- PROBLEM STATEMENT -
The material below should be written out in full and exactly; pictures stay out of the copy.

- RECORD EXCERPTS -
■ ■ ■ ■

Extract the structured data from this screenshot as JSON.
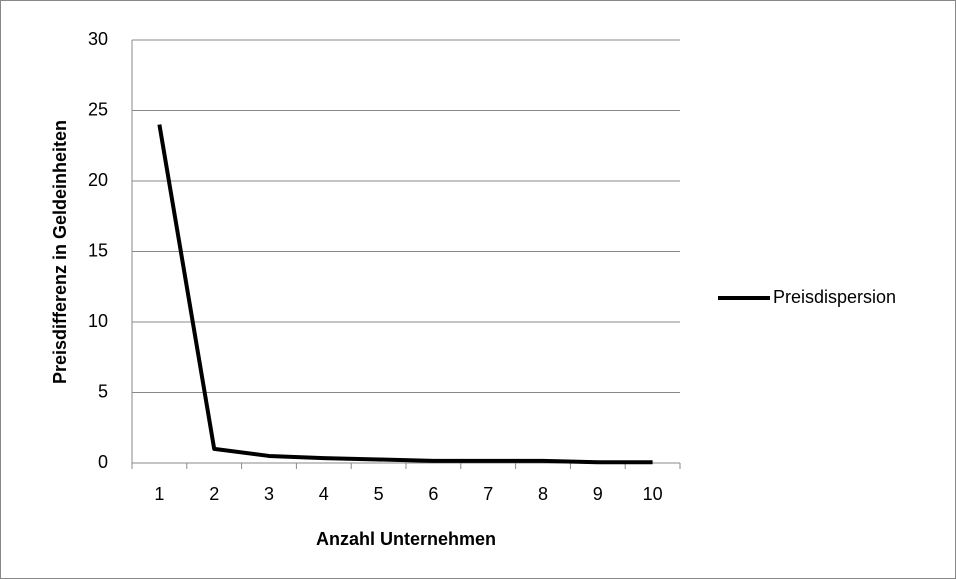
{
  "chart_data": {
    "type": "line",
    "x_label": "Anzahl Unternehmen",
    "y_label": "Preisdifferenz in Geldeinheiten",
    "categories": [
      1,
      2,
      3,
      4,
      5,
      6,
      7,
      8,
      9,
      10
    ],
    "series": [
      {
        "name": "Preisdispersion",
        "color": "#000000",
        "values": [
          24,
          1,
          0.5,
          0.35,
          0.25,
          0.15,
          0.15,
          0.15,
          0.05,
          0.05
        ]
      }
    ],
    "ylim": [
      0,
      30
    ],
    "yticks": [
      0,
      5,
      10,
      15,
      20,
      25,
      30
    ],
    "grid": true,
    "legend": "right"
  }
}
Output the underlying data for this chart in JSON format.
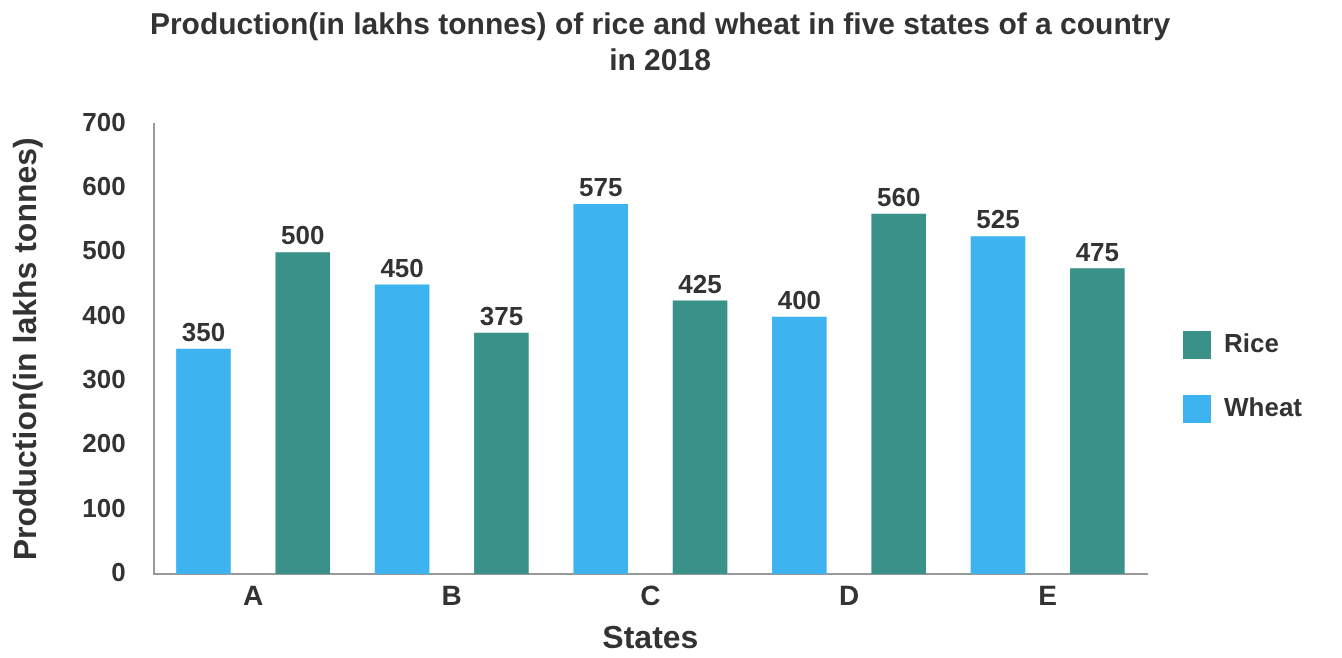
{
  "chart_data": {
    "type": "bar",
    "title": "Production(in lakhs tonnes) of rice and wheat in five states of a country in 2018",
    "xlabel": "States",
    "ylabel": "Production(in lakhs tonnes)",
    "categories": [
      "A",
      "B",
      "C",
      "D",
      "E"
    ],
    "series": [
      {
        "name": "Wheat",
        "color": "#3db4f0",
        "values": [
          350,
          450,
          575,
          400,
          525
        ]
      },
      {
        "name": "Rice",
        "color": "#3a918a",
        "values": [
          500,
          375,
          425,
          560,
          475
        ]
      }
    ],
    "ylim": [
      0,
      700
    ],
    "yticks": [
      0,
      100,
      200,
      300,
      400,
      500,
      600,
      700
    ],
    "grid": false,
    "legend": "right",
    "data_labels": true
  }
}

■ ■ ■ ■

- ANSWER BELOW -
Extract the structured data from this screenshot as JSON.
{
  "chart_data": {
    "type": "line",
    "x_label": "Anzahl Unternehmen",
    "y_label": "Preisdifferenz in Geldeinheiten",
    "categories": [
      1,
      2,
      3,
      4,
      5,
      6,
      7,
      8,
      9,
      10
    ],
    "series": [
      {
        "name": "Preisdispersion",
        "color": "#000000",
        "values": [
          24,
          1,
          0.5,
          0.35,
          0.25,
          0.15,
          0.15,
          0.15,
          0.05,
          0.05
        ]
      }
    ],
    "ylim": [
      0,
      30
    ],
    "yticks": [
      0,
      5,
      10,
      15,
      20,
      25,
      30
    ],
    "grid": true,
    "legend": "right"
  }
}
Output the underlying data for this chart in JSON format.
{
  "chart_data": {
    "type": "bar",
    "title": "Production(in lakhs tonnes) of rice and wheat in five states of a country in 2018",
    "xlabel": "States",
    "ylabel": "Production(in lakhs tonnes)",
    "categories": [
      "A",
      "B",
      "C",
      "D",
      "E"
    ],
    "series": [
      {
        "name": "Wheat",
        "color": "#3db4f0",
        "values": [
          350,
          450,
          575,
          400,
          525
        ]
      },
      {
        "name": "Rice",
        "color": "#3a918a",
        "values": [
          500,
          375,
          425,
          560,
          475
        ]
      }
    ],
    "ylim": [
      0,
      700
    ],
    "yticks": [
      0,
      100,
      200,
      300,
      400,
      500,
      600,
      700
    ],
    "grid": false,
    "legend": "right",
    "data_labels": true
  }
}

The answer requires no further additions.